** START OF Data section **

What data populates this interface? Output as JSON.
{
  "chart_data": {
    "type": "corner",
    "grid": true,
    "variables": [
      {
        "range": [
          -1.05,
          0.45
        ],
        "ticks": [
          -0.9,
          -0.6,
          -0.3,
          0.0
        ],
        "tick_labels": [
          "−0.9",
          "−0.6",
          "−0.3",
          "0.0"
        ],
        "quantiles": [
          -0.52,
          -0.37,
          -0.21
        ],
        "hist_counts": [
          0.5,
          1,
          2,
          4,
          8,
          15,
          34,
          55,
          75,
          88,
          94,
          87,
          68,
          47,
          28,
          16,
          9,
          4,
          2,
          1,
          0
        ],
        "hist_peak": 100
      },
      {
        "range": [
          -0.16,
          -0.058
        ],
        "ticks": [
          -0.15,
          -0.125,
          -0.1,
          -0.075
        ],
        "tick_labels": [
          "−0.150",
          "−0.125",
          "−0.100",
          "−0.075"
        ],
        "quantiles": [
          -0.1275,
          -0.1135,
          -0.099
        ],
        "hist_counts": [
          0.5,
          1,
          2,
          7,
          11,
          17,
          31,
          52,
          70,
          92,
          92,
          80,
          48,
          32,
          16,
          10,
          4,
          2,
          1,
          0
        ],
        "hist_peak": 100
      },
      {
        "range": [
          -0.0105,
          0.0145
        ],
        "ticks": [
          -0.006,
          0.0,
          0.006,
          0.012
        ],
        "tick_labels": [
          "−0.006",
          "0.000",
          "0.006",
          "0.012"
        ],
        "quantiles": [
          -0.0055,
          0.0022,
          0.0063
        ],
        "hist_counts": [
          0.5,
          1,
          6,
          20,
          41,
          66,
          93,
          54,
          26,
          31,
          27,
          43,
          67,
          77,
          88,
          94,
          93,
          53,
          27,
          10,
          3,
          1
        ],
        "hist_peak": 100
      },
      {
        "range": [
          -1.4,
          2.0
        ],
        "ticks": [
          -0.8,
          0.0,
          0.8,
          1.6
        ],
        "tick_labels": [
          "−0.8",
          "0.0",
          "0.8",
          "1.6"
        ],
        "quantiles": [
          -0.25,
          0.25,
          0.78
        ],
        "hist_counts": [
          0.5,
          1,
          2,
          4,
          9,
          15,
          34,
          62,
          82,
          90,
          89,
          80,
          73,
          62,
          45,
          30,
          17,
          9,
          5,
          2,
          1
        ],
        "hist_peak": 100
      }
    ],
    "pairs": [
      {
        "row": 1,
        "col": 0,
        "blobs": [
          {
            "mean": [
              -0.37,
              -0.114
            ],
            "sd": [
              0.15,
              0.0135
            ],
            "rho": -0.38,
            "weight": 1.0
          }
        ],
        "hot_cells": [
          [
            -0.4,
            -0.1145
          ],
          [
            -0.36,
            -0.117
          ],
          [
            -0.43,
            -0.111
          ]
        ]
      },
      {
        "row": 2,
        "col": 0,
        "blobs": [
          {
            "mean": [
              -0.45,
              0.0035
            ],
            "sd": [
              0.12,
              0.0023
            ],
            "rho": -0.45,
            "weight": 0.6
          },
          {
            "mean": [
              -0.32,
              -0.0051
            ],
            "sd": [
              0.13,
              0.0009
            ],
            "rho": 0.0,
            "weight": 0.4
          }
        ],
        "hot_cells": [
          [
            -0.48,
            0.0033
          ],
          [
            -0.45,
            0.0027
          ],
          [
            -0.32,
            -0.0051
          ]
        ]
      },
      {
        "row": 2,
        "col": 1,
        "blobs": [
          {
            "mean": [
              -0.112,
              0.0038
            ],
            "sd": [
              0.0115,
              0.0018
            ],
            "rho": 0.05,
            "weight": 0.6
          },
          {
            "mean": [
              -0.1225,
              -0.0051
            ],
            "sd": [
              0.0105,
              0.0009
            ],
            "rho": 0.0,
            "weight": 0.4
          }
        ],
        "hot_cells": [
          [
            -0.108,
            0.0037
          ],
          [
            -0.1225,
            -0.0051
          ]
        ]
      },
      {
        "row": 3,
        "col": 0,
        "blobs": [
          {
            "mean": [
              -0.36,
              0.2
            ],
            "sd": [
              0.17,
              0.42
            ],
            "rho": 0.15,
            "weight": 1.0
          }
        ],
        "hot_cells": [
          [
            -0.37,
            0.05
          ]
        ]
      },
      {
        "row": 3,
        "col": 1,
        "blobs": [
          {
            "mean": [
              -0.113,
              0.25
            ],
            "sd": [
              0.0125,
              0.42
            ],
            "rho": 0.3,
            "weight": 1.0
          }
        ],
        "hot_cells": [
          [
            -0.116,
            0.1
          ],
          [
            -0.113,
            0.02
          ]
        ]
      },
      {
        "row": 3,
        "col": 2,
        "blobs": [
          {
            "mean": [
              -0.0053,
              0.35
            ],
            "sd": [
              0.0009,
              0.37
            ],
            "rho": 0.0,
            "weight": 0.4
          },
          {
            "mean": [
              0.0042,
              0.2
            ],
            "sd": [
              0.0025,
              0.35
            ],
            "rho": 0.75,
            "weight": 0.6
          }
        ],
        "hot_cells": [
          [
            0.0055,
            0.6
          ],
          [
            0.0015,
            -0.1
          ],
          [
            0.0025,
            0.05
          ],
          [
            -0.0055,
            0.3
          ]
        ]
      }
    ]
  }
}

** END OF Data section **

What the exercise asks =>
Extract each record, keeping it identical to the original.

Output of the exercise =>
What data populates this interface? Output as JSON.
{
  "chart_data": {
    "type": "corner",
    "grid": true,
    "variables": [
      {
        "range": [
          -1.05,
          0.45
        ],
        "ticks": [
          -0.9,
          -0.6,
          -0.3,
          0.0
        ],
        "tick_labels": [
          "−0.9",
          "−0.6",
          "−0.3",
          "0.0"
        ],
        "quantiles": [
          -0.52,
          -0.37,
          -0.21
        ],
        "hist_counts": [
          0.5,
          1,
          2,
          4,
          8,
          15,
          34,
          55,
          75,
          88,
          94,
          87,
          68,
          47,
          28,
          16,
          9,
          4,
          2,
          1,
          0
        ],
        "hist_peak": 100
      },
      {
        "range": [
          -0.16,
          -0.058
        ],
        "ticks": [
          -0.15,
          -0.125,
          -0.1,
          -0.075
        ],
        "tick_labels": [
          "−0.150",
          "−0.125",
          "−0.100",
          "−0.075"
        ],
        "quantiles": [
          -0.1275,
          -0.1135,
          -0.099
        ],
        "hist_counts": [
          0.5,
          1,
          2,
          7,
          11,
          17,
          31,
          52,
          70,
          92,
          92,
          80,
          48,
          32,
          16,
          10,
          4,
          2,
          1,
          0
        ],
        "hist_peak": 100
      },
      {
        "range": [
          -0.0105,
          0.0145
        ],
        "ticks": [
          -0.006,
          0.0,
          0.006,
          0.012
        ],
        "tick_labels": [
          "−0.006",
          "0.000",
          "0.006",
          "0.012"
        ],
        "quantiles": [
          -0.0055,
          0.0022,
          0.0063
        ],
        "hist_counts": [
          0.5,
          1,
          6,
          20,
          41,
          66,
          93,
          54,
          26,
          31,
          27,
          43,
          67,
          77,
          88,
          94,
          93,
          53,
          27,
          10,
          3,
          1
        ],
        "hist_peak": 100
      },
      {
        "range": [
          -1.4,
          2.0
        ],
        "ticks": [
          -0.8,
          0.0,
          0.8,
          1.6
        ],
        "tick_labels": [
          "−0.8",
          "0.0",
          "0.8",
          "1.6"
        ],
        "quantiles": [
          -0.25,
          0.25,
          0.78
        ],
        "hist_counts": [
          0.5,
          1,
          2,
          4,
          9,
          15,
          34,
          62,
          82,
          90,
          89,
          80,
          73,
          62,
          45,
          30,
          17,
          9,
          5,
          2,
          1
        ],
        "hist_peak": 100
      }
    ],
    "pairs": [
      {
        "row": 1,
        "col": 0,
        "blobs": [
          {
            "mean": [
              -0.37,
              -0.114
            ],
            "sd": [
              0.15,
              0.0135
            ],
            "rho": -0.38,
            "weight": 1.0
          }
        ],
        "hot_cells": [
          [
            -0.4,
            -0.1145
          ],
          [
            -0.36,
            -0.117
          ],
          [
            -0.43,
            -0.111
          ]
        ]
      },
      {
        "row": 2,
        "col": 0,
        "blobs": [
          {
            "mean": [
              -0.45,
              0.0035
            ],
            "sd": [
              0.12,
              0.0023
            ],
            "rho": -0.45,
            "weight": 0.6
          },
          {
            "mean": [
              -0.32,
              -0.0051
            ],
            "sd": [
              0.13,
              0.0009
            ],
            "rho": 0.0,
            "weight": 0.4
          }
        ],
        "hot_cells": [
          [
            -0.48,
            0.0033
          ],
          [
            -0.45,
            0.0027
          ],
          [
            -0.32,
            -0.0051
          ]
        ]
      },
      {
        "row": 2,
        "col": 1,
        "blobs": [
          {
            "mean": [
              -0.112,
              0.0038
            ],
            "sd": [
              0.0115,
              0.0018
            ],
            "rho": 0.05,
            "weight": 0.6
          },
          {
            "mean": [
              -0.1225,
              -0.0051
            ],
            "sd": [
              0.0105,
              0.0009
            ],
            "rho": 0.0,
            "weight": 0.4
          }
        ],
        "hot_cells": [
          [
            -0.108,
            0.0037
          ],
          [
            -0.1225,
            -0.0051
          ]
        ]
      },
      {
        "row": 3,
        "col": 0,
        "blobs": [
          {
            "mean": [
              -0.36,
              0.2
            ],
            "sd": [
              0.17,
              0.42
            ],
            "rho": 0.15,
            "weight": 1.0
          }
        ],
        "hot_cells": [
          [
            -0.37,
            0.05
          ]
        ]
      },
      {
        "row": 3,
        "col": 1,
        "blobs": [
          {
            "mean": [
              -0.113,
              0.25
            ],
            "sd": [
              0.0125,
              0.42
            ],
            "rho": 0.3,
            "weight": 1.0
          }
        ],
        "hot_cells": [
          [
            -0.116,
            0.1
          ],
          [
            -0.113,
            0.02
          ]
        ]
      },
      {
        "row": 3,
        "col": 2,
        "blobs": [
          {
            "mean": [
              -0.0053,
              0.35
            ],
            "sd": [
              0.0009,
              0.37
            ],
            "rho": 0.0,
            "weight": 0.4
          },
          {
            "mean": [
              0.0042,
              0.2
            ],
            "sd": [
              0.0025,
              0.35
            ],
            "rho": 0.75,
            "weight": 0.6
          }
        ],
        "hot_cells": [
          [
            0.0055,
            0.6
          ],
          [
            0.0015,
            -0.1
          ],
          [
            0.0025,
            0.05
          ],
          [
            -0.0055,
            0.3
          ]
        ]
      }
    ]
  }
}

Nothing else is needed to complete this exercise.